Short problem :: In the lines below, how many hold the word "https"? Answer only with the number.

Stored data:
↓

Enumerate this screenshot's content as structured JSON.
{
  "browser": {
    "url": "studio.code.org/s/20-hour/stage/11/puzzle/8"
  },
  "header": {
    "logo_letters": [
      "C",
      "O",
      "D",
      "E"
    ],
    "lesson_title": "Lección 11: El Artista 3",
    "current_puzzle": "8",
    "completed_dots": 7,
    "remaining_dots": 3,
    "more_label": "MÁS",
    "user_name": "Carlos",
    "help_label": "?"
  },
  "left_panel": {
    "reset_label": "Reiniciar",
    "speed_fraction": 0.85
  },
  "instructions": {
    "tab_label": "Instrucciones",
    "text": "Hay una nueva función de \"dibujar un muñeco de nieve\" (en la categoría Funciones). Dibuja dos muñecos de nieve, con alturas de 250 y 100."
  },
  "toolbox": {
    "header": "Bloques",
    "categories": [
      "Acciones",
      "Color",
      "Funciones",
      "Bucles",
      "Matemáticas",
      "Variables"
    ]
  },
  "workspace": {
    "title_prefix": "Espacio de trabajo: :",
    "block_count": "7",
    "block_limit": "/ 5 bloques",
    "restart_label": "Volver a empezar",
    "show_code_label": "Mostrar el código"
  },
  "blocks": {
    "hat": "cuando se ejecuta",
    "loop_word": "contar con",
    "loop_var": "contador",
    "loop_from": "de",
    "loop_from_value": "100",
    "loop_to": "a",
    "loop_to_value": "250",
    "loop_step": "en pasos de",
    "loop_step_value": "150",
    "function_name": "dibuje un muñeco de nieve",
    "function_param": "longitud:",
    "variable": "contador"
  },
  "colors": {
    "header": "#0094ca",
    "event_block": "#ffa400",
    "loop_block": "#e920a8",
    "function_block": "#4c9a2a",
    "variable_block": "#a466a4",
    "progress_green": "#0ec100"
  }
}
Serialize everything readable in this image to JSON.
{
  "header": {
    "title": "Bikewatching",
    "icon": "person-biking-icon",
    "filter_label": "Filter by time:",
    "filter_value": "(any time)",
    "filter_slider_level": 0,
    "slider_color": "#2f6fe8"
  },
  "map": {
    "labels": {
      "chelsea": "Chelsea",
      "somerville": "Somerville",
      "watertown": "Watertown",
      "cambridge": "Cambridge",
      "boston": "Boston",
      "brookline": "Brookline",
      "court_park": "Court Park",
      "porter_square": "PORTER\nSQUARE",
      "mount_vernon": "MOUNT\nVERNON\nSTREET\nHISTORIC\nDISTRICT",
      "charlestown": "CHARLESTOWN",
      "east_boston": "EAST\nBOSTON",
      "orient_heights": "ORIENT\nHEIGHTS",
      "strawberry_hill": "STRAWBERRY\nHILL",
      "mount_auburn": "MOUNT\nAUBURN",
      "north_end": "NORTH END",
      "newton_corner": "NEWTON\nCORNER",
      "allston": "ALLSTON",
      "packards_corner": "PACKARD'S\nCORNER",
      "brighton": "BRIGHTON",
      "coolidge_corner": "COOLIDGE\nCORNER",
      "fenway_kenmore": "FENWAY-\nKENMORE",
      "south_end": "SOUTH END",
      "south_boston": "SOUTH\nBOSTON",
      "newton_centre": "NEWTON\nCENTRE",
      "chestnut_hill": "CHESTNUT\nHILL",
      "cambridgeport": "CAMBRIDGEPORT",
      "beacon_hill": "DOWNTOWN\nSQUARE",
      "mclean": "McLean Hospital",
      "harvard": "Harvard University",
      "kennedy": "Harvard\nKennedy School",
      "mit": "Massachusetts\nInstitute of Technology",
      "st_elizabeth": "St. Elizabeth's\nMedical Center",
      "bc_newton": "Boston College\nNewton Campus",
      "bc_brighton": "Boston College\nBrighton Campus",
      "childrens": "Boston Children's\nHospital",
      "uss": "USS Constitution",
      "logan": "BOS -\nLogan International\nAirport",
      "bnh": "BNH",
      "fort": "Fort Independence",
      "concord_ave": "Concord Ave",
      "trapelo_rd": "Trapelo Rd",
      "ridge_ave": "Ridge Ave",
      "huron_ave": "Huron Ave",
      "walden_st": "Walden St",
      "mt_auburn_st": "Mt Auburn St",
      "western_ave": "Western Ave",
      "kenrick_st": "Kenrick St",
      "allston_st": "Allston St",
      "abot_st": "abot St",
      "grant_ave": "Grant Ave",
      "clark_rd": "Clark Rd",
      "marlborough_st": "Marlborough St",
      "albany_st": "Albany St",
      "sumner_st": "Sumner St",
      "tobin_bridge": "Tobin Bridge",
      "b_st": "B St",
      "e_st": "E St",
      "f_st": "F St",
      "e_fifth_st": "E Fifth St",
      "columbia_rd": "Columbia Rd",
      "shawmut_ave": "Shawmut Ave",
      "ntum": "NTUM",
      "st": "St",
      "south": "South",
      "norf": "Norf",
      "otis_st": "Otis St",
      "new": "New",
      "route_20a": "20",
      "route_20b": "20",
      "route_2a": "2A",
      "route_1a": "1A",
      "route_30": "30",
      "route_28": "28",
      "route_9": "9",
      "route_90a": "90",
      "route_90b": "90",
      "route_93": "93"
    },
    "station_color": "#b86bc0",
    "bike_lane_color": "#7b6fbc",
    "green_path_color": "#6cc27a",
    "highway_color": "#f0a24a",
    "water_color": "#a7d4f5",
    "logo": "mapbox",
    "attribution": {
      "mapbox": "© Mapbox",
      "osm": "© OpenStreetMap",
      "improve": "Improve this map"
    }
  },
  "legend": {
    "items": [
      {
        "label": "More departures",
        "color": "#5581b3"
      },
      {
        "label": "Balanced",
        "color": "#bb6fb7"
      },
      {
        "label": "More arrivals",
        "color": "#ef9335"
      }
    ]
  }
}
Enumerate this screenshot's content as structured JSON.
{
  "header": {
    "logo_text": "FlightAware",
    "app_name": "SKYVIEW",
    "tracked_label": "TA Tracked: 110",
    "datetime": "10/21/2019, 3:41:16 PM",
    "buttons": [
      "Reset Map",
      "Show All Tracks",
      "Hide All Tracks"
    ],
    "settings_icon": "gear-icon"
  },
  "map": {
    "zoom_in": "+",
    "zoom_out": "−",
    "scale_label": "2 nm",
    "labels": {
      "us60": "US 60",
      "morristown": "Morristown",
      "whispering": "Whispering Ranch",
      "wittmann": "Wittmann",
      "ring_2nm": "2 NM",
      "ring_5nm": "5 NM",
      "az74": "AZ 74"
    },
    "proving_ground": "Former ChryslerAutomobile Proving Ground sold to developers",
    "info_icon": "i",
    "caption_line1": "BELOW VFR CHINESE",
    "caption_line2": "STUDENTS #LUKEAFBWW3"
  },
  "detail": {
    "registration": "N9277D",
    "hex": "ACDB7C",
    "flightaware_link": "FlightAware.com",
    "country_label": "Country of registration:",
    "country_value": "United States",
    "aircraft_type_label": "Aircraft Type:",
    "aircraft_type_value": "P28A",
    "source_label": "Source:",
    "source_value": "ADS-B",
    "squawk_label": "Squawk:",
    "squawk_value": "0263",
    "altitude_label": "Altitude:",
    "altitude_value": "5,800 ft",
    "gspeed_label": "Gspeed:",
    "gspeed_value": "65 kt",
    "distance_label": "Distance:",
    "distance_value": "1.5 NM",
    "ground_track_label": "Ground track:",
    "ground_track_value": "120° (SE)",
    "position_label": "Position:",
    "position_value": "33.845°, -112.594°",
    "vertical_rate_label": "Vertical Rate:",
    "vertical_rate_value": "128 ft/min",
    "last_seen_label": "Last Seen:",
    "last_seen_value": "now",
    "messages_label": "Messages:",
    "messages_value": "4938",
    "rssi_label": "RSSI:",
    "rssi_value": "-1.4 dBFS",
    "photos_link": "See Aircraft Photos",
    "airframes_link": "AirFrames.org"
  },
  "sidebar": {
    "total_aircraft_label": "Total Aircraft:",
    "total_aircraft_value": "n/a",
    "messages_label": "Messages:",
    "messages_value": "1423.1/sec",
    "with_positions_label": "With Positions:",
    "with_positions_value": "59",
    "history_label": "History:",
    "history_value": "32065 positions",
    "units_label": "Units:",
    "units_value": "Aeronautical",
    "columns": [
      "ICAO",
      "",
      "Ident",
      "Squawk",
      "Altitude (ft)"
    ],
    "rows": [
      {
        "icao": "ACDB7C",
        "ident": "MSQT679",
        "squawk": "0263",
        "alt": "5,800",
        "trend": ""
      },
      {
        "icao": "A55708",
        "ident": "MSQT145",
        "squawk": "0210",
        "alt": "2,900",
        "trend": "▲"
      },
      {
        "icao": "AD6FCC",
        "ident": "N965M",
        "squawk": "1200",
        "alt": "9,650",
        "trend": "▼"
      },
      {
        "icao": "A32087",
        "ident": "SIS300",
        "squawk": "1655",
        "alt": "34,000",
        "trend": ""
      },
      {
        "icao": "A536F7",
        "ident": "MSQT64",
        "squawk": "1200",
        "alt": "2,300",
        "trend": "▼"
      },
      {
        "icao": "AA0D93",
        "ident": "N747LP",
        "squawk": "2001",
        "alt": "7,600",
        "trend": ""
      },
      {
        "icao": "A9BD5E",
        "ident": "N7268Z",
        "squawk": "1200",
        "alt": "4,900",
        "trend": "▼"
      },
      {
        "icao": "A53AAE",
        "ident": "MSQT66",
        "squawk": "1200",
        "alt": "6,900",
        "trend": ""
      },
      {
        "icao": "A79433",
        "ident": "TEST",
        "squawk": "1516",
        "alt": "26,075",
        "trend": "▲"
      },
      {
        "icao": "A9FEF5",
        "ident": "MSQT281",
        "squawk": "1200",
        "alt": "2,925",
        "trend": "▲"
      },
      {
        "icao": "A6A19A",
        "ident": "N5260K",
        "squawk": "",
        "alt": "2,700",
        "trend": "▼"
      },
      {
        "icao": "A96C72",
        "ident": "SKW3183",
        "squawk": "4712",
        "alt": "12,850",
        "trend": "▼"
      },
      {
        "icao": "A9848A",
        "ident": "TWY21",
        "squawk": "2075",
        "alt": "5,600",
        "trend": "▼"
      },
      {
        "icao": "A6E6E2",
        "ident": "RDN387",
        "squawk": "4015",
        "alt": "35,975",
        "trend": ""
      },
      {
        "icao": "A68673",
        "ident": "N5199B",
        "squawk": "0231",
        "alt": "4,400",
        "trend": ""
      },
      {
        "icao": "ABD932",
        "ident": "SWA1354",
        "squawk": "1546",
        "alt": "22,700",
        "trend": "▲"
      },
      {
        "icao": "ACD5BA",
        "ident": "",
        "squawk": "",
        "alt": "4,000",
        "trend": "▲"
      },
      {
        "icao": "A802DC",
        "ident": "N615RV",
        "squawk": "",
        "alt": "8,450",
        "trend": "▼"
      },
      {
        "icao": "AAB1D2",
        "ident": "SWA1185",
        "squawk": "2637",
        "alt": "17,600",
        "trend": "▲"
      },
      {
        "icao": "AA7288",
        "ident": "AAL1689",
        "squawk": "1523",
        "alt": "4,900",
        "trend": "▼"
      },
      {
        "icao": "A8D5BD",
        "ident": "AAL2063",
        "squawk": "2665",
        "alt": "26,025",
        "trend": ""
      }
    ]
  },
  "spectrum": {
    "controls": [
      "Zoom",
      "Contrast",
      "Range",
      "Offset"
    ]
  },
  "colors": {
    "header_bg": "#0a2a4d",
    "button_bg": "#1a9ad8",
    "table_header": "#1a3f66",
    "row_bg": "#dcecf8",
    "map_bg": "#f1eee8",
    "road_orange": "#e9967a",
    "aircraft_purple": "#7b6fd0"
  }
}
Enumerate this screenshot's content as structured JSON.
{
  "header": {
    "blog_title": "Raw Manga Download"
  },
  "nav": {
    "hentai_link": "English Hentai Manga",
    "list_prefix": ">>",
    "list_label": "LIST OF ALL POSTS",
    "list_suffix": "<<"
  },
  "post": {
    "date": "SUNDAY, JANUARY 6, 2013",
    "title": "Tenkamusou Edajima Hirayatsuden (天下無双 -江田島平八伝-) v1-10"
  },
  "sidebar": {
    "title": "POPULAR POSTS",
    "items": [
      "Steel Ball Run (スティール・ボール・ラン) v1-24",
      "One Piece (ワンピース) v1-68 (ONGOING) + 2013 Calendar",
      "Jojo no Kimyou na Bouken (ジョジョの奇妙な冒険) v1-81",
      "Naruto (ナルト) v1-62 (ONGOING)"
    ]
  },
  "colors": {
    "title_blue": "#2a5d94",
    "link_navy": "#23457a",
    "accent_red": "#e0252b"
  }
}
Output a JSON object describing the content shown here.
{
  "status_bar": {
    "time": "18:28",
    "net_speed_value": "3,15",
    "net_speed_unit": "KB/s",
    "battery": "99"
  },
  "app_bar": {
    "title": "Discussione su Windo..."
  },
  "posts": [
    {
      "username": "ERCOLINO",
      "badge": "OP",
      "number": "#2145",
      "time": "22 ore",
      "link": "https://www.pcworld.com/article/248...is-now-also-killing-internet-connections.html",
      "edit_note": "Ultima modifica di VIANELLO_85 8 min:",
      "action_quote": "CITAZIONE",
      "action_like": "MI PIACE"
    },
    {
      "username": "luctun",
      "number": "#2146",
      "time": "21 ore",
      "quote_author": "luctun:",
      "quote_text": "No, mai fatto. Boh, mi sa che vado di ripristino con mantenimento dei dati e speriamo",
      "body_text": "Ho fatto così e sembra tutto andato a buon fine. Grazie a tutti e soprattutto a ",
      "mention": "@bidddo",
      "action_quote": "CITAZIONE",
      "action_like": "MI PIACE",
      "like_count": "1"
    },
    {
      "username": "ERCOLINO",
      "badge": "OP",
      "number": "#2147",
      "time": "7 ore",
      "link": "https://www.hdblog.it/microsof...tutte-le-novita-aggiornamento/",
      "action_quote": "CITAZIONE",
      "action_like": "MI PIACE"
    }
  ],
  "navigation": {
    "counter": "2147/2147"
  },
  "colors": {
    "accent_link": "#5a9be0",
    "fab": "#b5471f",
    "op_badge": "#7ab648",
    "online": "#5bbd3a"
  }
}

↑

Exercise answer :: 2